___ Data for this exercise ___

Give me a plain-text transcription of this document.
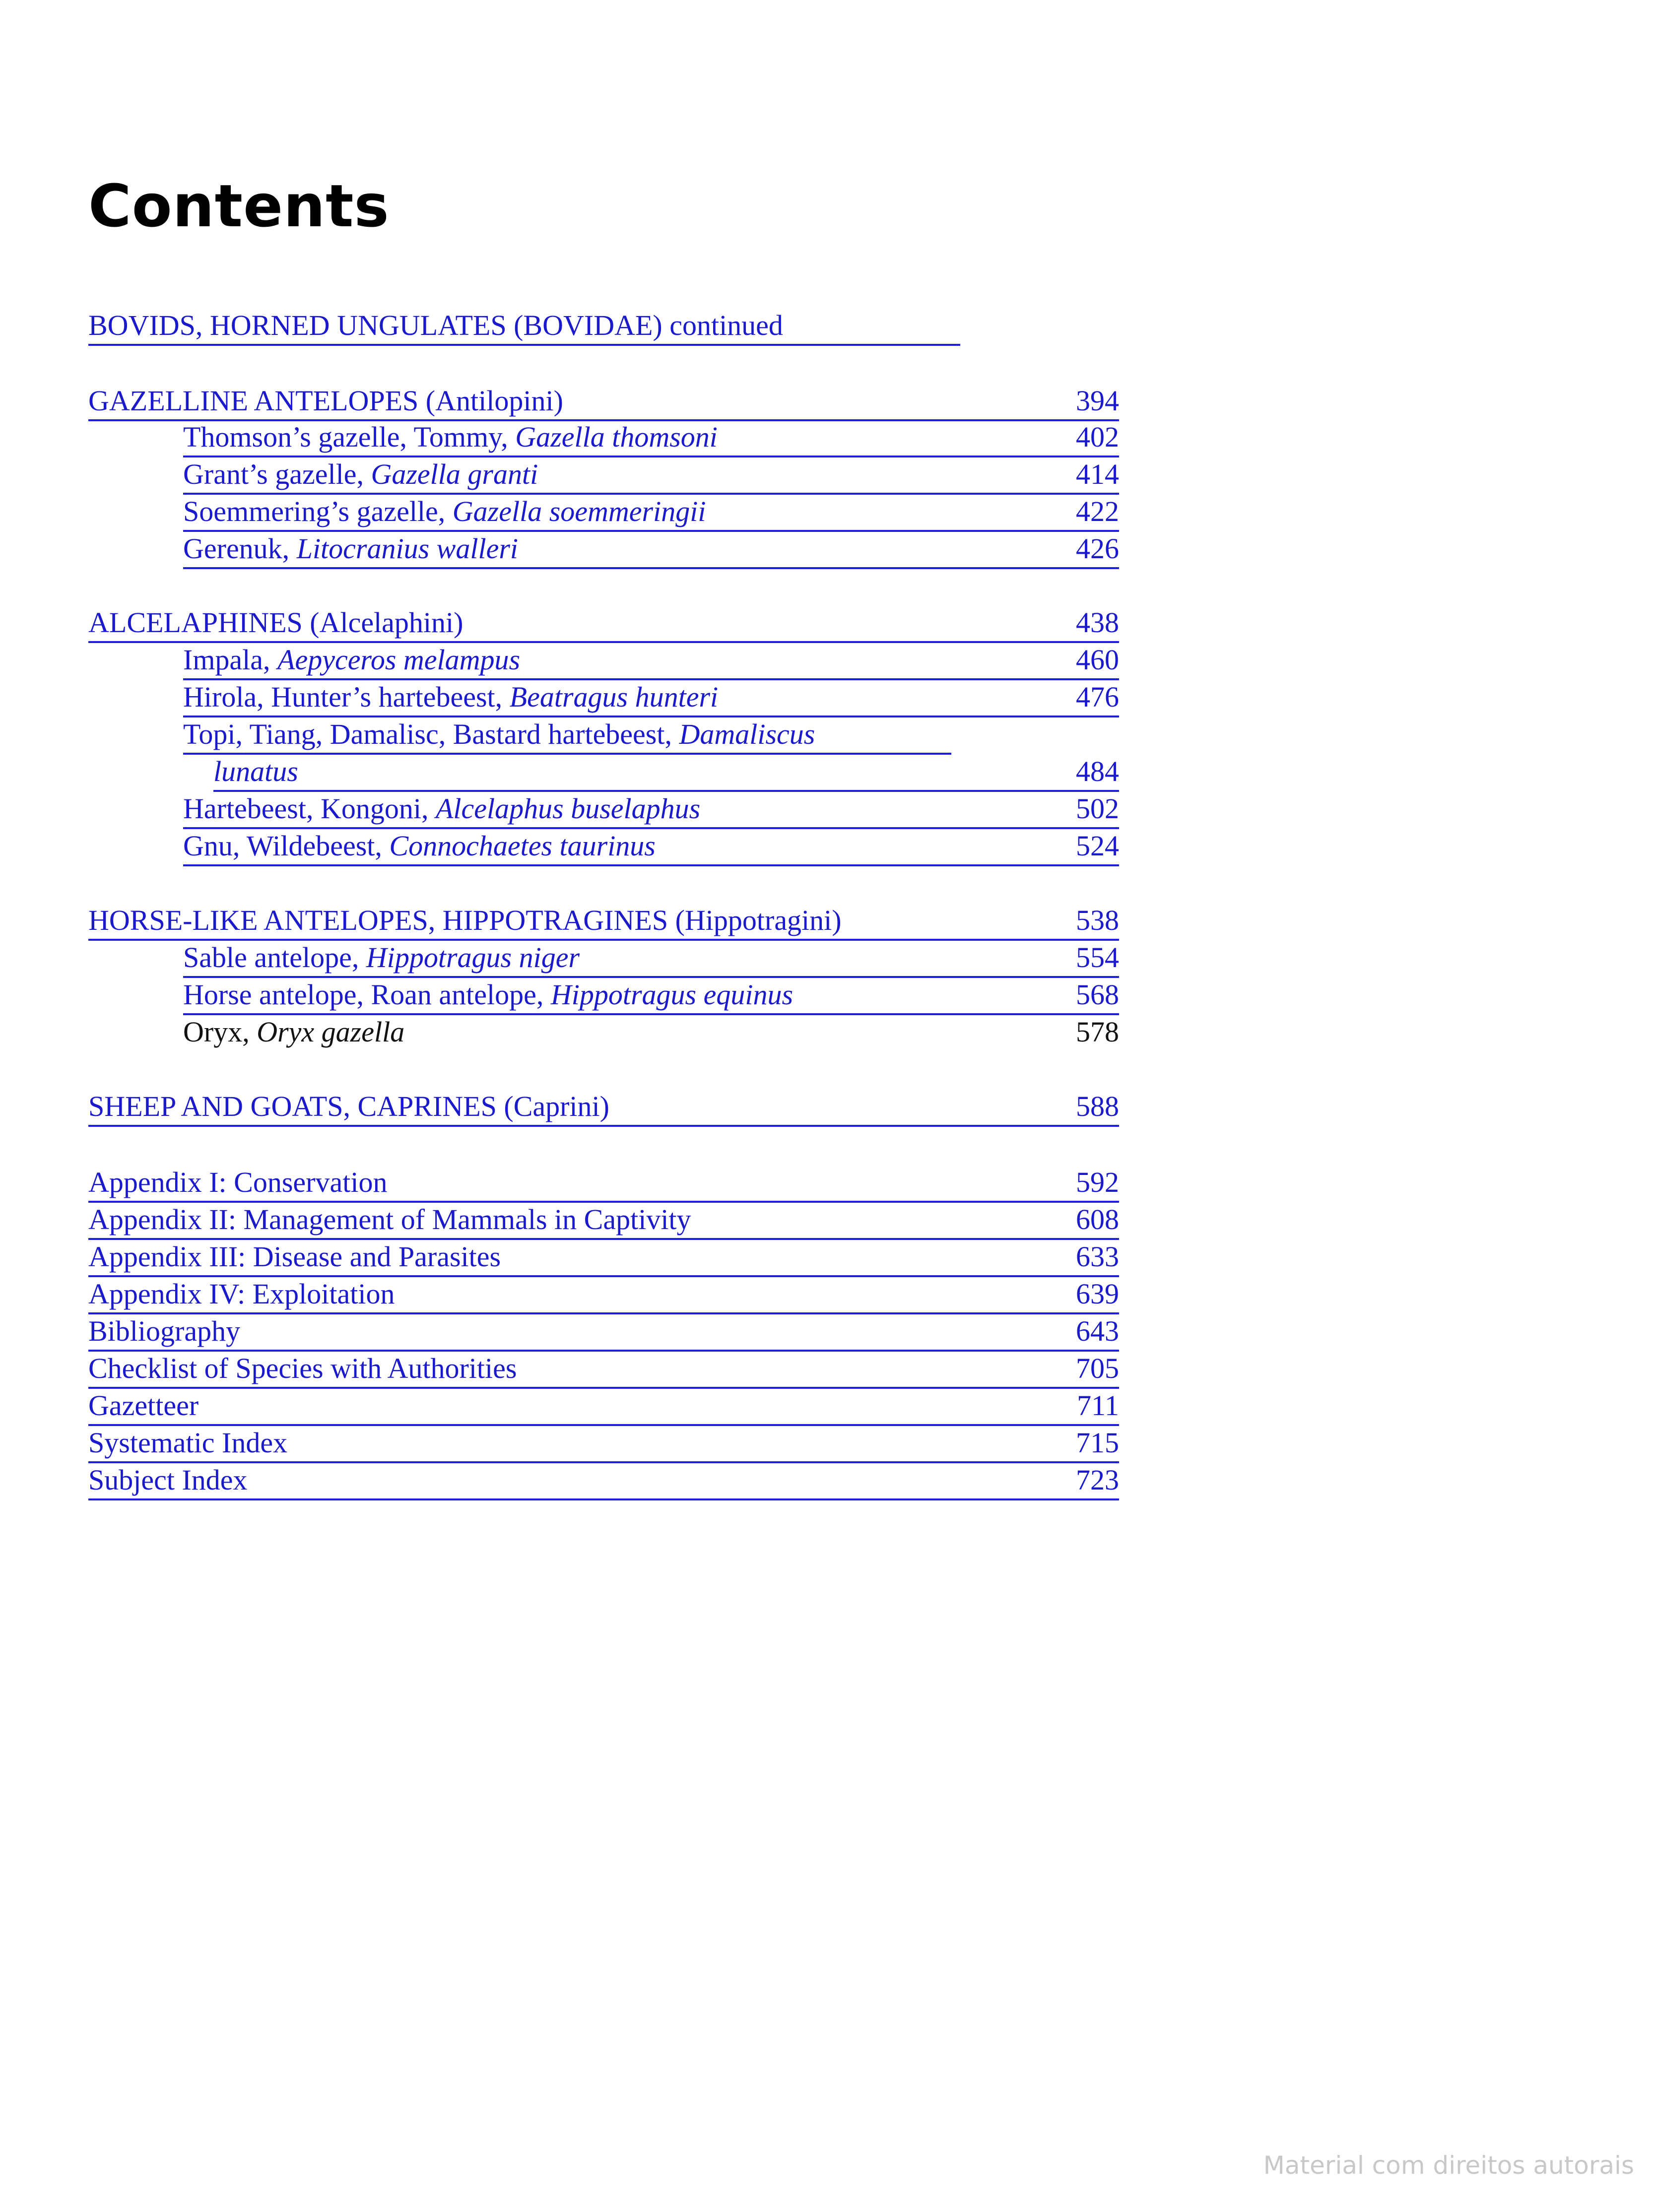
Contents
BOVIDS, HORNED UNGULATES (BOVIDAE) continued
GAZELLINE ANTELOPES (Antilopini)	394
Thomson’s gazelle, Tommy, Gazella thomsoni	402
Grant’s gazelle, Gazella granti	414
Soemmering’s gazelle, Gazella soemmeringii	422
Gerenuk, Litocranius walleri	426
ALCELAPHINES (Alcelaphini)	438
Impala, Aepyceros melampus	460
Hirola, Hunter’s hartebeest, Beatragus hunteri	476
Topi, Tiang, Damalisc, Bastard hartebeest, Damaliscus
lunatus	484
Hartebeest, Kongoni, Alcelaphus buselaphus	502
Gnu, Wildebeest, Connochaetes taurinus	524
HORSE-LIKE ANTELOPES, HIPPOTRAGINES (Hippotragini)	538
Sable antelope, Hippotragus niger	554
Horse antelope, Roan antelope, Hippotragus equinus	568
Oryx, Oryx gazella	578
SHEEP AND GOATS, CAPRINES (Caprini)	588
Appendix I: Conservation	592
Appendix II: Management of Mammals in Captivity	608
Appendix III: Disease and Parasites	633
Appendix IV: Exploitation	639
Bibliography	643
Checklist of Species with Authorities	705
Gazetteer	711
Systematic Index	715
Subject Index	723
Material com direitos autorais
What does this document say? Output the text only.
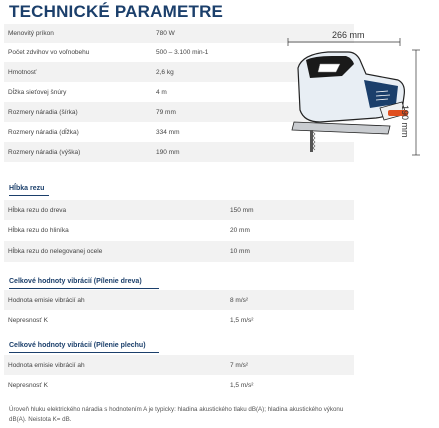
TECHNICKÉ PARAMETRE
Menovitý príkon	780 W
Počet zdvihov vo voľnobehu	500 – 3.100 min-1
Hmotnosť	2,6 kg
Dĺžka sieťovej šnúry	4 m
Rozmery náradia (šírka)	79 mm
Rozmery náradia (dĺžka)	334 mm
Rozmery náradia (výška)	190 mm
266 mm
190 mm
Hĺbka rezu
Hĺbka rezu do dreva	150 mm
Hĺbka rezu do hliníka	20 mm
Hĺbka rezu do nelegovanej ocele	10 mm
Celkové hodnoty vibrácií (Pílenie dreva)
Hodnota emisie vibrácií ah	8 m/s²
Nepresnosť K	1,5 m/s²
Celkové hodnoty vibrácií (Pílenie plechu)
Hodnota emisie vibrácií ah	7 m/s²
Nepresnosť K	1,5 m/s²
Úroveň hluku elektrického náradia s hodnotením A je typicky: hladina akustického tlaku dB(A); hladina akustického výkonu dB(A). Neistota K= dB.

___

Reproduce the listing word for word and omit its pictures.

Exercise result.
Give me a plain-text transcription of this document.
Contents
BOVIDS, HORNED UNGULATES (BOVIDAE) continued
GAZELLINE ANTELOPES (Antilopini)	394
Thomson’s gazelle, Tommy, Gazella thomsoni	402
Grant’s gazelle, Gazella granti	414
Soemmering’s gazelle, Gazella soemmeringii	422
Gerenuk, Litocranius walleri	426
ALCELAPHINES (Alcelaphini)	438
Impala, Aepyceros melampus	460
Hirola, Hunter’s hartebeest, Beatragus hunteri	476
Topi, Tiang, Damalisc, Bastard hartebeest, Damaliscus
lunatus	484
Hartebeest, Kongoni, Alcelaphus buselaphus	502
Gnu, Wildebeest, Connochaetes taurinus	524
HORSE-LIKE ANTELOPES, HIPPOTRAGINES (Hippotragini)	538
Sable antelope, Hippotragus niger	554
Horse antelope, Roan antelope, Hippotragus equinus	568
Oryx, Oryx gazella	578
SHEEP AND GOATS, CAPRINES (Caprini)	588
Appendix I: Conservation	592
Appendix II: Management of Mammals in Captivity	608
Appendix III: Disease and Parasites	633
Appendix IV: Exploitation	639
Bibliography	643
Checklist of Species with Authorities	705
Gazetteer	711
Systematic Index	715
Subject Index	723
Material com direitos autorais
What does this document say? Output the text only.
TECHNICKÉ PARAMETRE
Menovitý príkon	780 W
Počet zdvihov vo voľnobehu	500 – 3.100 min-1
Hmotnosť	2,6 kg
Dĺžka sieťovej šnúry	4 m
Rozmery náradia (šírka)	79 mm
Rozmery náradia (dĺžka)	334 mm
Rozmery náradia (výška)	190 mm
266 mm
190 mm
Hĺbka rezu
Hĺbka rezu do dreva	150 mm
Hĺbka rezu do hliníka	20 mm
Hĺbka rezu do nelegovanej ocele	10 mm
Celkové hodnoty vibrácií (Pílenie dreva)
Hodnota emisie vibrácií ah	8 m/s²
Nepresnosť K	1,5 m/s²
Celkové hodnoty vibrácií (Pílenie plechu)
Hodnota emisie vibrácií ah	7 m/s²
Nepresnosť K	1,5 m/s²
Úroveň hluku elektrického náradia s hodnotením A je typicky: hladina akustického tlaku dB(A); hladina akustického výkonu dB(A). Neistota K= dB.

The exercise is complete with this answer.